◆ RECORD SET:
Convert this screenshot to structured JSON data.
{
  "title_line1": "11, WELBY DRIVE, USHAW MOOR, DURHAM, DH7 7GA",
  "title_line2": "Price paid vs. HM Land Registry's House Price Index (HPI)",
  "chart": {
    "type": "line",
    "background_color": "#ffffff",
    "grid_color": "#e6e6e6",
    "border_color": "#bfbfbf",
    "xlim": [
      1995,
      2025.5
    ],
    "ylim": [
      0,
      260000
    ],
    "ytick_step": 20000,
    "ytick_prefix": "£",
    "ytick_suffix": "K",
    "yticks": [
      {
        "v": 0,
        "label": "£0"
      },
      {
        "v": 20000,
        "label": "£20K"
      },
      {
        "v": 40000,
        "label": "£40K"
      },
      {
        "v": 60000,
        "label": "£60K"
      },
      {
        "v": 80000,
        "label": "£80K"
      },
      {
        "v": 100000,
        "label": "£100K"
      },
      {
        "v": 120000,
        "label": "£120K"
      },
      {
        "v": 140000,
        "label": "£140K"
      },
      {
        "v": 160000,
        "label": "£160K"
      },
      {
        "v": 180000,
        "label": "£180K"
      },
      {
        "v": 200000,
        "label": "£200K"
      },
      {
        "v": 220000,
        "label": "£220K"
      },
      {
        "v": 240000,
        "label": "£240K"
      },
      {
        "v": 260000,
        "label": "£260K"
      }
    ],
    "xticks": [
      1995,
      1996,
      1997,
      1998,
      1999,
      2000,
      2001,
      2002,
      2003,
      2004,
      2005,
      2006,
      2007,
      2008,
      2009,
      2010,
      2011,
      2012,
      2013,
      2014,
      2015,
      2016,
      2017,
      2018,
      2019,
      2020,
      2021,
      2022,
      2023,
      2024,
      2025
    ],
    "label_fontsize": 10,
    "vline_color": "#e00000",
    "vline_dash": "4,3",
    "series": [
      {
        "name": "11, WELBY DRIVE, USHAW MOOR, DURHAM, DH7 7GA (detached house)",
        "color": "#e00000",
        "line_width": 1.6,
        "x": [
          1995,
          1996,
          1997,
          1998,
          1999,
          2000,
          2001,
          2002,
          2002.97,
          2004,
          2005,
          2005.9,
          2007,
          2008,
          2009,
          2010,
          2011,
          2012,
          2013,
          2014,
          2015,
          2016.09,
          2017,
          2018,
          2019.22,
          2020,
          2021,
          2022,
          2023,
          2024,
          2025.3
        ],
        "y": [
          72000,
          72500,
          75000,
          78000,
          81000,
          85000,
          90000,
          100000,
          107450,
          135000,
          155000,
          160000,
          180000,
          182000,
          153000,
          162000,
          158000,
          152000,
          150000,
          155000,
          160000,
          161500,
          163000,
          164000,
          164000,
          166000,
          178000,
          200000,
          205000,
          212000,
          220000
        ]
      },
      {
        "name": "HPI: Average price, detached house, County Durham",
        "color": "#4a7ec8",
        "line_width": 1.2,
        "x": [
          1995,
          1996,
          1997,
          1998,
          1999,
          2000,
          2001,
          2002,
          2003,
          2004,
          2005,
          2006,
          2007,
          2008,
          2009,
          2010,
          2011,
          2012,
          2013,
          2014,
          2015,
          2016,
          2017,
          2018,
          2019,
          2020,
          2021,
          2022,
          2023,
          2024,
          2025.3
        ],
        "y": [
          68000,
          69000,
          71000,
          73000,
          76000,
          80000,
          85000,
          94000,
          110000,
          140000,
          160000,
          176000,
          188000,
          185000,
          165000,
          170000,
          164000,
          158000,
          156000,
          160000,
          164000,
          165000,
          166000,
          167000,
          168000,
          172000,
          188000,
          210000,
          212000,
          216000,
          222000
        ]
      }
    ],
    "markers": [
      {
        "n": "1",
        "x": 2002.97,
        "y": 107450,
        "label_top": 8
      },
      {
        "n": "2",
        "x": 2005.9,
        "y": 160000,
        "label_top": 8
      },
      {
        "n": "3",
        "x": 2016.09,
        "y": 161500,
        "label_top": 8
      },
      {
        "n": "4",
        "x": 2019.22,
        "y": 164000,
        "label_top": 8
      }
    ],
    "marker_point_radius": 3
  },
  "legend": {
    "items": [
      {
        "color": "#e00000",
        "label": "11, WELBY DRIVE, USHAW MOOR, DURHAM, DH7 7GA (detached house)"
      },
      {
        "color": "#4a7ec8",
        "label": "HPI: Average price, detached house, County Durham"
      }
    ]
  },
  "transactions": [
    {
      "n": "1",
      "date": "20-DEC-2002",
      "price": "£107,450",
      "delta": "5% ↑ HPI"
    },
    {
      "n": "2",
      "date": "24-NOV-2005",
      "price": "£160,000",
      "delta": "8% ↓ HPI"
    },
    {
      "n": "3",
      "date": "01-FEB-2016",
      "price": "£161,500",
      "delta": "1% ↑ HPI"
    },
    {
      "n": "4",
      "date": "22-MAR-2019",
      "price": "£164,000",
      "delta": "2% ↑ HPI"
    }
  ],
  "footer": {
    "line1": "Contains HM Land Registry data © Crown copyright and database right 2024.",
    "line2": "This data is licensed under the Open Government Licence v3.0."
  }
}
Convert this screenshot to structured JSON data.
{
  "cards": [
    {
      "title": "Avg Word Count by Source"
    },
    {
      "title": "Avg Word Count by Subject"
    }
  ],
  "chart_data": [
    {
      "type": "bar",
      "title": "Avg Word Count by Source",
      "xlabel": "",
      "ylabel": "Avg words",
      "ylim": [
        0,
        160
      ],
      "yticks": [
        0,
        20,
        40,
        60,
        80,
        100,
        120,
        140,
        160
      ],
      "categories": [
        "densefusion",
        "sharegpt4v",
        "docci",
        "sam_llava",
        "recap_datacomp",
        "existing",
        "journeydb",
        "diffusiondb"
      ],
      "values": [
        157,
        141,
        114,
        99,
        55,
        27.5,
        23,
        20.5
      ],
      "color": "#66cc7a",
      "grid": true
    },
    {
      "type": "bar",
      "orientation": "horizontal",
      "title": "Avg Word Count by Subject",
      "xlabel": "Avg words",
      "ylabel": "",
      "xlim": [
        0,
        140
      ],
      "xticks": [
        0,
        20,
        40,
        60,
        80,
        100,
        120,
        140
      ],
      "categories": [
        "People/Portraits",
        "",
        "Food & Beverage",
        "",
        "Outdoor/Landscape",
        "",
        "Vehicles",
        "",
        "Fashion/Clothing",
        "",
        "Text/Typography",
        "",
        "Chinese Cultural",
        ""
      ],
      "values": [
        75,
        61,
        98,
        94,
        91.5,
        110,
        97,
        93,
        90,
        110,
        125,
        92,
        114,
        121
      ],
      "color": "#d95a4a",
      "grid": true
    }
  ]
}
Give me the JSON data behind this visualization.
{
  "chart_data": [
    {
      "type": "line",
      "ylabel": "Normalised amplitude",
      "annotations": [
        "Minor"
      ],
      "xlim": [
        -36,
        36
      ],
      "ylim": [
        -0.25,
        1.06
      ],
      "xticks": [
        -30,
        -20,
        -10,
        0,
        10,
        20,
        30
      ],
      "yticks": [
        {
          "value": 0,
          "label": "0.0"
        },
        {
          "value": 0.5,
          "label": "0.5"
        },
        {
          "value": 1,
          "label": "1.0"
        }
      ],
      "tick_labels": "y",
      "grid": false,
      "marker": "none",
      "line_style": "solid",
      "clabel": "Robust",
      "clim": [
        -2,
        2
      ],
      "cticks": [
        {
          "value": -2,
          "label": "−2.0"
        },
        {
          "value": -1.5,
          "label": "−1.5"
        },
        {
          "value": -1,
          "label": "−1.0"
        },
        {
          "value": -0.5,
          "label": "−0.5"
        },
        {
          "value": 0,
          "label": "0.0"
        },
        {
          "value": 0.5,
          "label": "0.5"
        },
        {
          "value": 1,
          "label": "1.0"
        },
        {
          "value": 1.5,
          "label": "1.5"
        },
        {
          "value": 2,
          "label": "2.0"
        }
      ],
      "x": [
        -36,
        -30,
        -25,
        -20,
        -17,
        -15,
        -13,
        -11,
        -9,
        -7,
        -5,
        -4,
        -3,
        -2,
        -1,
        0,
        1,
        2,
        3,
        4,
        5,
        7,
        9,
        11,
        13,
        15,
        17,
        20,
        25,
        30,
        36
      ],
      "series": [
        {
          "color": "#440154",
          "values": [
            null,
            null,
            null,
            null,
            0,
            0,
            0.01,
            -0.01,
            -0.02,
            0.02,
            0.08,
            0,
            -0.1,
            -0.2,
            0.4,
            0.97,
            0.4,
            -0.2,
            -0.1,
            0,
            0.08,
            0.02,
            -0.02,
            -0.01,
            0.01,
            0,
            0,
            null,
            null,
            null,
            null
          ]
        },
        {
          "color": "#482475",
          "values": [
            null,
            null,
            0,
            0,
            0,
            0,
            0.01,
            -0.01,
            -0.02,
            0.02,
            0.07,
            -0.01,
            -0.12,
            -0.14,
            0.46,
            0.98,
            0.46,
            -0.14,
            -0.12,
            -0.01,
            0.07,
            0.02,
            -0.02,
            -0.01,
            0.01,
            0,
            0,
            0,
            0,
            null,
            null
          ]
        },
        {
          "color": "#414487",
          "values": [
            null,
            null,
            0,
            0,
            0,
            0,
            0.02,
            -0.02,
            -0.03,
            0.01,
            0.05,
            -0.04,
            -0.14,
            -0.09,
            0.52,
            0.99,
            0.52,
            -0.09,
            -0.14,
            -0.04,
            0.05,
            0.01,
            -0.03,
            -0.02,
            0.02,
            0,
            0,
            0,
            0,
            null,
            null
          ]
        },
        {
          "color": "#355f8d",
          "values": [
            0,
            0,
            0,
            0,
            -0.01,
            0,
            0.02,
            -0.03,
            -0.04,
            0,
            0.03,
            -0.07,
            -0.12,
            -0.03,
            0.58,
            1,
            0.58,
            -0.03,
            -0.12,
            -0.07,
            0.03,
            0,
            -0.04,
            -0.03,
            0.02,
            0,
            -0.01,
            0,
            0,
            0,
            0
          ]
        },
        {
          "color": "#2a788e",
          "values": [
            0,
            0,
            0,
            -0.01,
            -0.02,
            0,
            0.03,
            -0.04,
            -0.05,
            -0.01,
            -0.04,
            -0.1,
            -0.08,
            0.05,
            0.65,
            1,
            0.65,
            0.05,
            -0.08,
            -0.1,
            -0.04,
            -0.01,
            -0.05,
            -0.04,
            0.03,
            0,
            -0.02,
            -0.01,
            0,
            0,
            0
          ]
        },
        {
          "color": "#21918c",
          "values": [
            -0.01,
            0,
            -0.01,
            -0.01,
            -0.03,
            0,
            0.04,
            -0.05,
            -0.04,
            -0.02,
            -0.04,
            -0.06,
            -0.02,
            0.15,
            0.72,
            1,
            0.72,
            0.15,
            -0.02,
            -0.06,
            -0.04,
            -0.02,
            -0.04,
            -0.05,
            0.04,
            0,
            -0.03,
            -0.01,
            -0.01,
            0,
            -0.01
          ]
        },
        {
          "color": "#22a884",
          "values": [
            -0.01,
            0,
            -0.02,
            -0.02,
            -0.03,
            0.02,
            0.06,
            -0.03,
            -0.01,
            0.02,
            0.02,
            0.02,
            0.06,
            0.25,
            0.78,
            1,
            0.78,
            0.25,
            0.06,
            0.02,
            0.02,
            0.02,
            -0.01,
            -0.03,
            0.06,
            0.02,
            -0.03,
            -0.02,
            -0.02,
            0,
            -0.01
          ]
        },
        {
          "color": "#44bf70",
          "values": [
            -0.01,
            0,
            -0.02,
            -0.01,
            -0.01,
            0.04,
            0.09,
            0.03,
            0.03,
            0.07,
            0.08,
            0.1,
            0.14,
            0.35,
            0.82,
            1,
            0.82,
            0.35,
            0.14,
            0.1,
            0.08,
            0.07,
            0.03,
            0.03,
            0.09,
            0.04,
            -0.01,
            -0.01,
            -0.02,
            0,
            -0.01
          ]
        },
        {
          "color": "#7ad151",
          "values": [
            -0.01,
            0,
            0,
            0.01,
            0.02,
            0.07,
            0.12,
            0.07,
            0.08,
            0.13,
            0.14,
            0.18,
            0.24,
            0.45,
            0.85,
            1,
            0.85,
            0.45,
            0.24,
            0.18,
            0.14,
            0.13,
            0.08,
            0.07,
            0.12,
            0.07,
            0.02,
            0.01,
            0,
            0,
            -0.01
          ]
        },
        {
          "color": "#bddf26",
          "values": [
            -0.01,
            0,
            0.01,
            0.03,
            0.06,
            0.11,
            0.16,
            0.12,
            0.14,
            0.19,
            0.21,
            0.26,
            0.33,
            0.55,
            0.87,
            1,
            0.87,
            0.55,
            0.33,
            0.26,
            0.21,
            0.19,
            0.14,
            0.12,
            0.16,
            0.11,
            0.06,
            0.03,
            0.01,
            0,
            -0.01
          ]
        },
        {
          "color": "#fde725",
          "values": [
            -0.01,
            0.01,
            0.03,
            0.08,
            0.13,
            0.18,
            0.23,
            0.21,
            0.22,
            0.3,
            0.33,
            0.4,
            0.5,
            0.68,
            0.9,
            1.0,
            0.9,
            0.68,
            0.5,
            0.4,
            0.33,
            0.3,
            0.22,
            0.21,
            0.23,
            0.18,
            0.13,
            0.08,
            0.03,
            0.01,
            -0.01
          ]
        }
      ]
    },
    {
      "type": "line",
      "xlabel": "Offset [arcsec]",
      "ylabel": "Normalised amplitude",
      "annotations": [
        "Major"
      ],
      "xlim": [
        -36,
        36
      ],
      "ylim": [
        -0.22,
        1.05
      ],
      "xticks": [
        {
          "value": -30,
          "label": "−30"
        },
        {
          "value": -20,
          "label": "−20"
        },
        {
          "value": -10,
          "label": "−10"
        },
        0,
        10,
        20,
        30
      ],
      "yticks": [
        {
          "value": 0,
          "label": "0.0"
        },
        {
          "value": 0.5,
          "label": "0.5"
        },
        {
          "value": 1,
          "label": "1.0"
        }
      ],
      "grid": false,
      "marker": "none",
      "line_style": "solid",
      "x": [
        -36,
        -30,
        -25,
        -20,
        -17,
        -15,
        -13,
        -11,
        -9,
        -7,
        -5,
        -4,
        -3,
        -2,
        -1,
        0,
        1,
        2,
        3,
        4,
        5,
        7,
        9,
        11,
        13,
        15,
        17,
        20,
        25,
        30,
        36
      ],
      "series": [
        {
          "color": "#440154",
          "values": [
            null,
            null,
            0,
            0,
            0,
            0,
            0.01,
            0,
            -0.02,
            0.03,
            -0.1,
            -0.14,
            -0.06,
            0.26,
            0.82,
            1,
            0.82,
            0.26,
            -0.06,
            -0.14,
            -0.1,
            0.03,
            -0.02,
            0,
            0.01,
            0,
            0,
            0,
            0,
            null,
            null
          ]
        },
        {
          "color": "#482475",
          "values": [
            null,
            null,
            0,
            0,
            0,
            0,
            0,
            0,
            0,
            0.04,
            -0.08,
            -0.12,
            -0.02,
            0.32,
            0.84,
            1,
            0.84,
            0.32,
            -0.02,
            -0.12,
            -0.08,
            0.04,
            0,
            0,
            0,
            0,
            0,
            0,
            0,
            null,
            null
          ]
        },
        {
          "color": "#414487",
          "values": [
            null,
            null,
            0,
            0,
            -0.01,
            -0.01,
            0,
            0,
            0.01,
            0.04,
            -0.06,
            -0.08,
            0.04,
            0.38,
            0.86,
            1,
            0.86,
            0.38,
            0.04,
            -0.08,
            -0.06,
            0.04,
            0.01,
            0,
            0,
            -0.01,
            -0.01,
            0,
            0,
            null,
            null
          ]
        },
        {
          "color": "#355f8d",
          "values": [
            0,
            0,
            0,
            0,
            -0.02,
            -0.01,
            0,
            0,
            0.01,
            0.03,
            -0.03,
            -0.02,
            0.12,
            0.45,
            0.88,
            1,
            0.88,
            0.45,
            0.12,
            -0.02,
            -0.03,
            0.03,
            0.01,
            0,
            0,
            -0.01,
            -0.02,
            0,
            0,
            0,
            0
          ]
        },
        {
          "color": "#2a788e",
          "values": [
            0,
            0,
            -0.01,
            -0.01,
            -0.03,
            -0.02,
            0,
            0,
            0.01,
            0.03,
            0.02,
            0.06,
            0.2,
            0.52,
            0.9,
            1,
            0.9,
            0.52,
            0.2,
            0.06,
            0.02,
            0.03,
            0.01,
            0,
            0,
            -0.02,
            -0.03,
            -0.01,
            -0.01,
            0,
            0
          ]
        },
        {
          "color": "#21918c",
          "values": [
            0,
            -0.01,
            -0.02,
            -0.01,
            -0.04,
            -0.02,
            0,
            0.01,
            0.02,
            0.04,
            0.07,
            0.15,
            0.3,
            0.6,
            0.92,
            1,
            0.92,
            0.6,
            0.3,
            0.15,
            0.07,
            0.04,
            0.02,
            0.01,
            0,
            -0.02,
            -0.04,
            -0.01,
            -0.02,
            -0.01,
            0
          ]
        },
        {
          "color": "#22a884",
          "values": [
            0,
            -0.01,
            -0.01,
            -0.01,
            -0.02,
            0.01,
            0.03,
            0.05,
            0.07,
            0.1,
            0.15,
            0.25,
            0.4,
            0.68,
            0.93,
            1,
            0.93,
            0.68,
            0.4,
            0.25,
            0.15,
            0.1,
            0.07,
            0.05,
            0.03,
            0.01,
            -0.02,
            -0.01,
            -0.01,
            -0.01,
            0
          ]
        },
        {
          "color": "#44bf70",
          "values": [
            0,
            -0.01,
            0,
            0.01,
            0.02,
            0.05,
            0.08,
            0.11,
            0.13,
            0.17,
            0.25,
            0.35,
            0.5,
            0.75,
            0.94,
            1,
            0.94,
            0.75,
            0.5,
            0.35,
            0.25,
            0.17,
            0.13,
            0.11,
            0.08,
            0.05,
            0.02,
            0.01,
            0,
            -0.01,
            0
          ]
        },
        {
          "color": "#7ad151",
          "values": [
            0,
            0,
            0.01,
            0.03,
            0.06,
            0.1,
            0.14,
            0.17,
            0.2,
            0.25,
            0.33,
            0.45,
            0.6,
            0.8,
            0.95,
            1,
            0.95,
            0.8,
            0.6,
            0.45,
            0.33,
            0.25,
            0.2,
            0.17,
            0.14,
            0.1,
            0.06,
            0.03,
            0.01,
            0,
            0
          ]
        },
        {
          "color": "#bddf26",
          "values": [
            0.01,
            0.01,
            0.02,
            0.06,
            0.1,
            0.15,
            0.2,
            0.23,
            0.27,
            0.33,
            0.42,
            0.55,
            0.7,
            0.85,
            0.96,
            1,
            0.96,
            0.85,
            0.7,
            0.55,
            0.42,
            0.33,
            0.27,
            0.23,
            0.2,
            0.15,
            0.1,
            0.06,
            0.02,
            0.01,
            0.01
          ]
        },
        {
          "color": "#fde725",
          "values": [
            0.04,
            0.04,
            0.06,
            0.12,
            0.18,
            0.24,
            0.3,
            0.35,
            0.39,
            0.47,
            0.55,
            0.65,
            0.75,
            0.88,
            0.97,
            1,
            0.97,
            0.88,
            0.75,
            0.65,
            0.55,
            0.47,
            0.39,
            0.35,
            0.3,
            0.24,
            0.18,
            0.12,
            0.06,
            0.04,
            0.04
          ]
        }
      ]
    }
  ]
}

◆ STATED PROBLEM: Gather each line in the data that holds the string "MOOR".

◆ ANSWER TO THIS TASK:
  "title_line1": "11, WELBY DRIVE, USHAW MOOR, DURHAM, DH7 7GA",
        "name": "11, WELBY DRIVE, USHAW MOOR, DURHAM, DH7 7GA (detached house)",
        "label": "11, WELBY DRIVE, USHAW MOOR, DURHAM, DH7 7GA (detached house)"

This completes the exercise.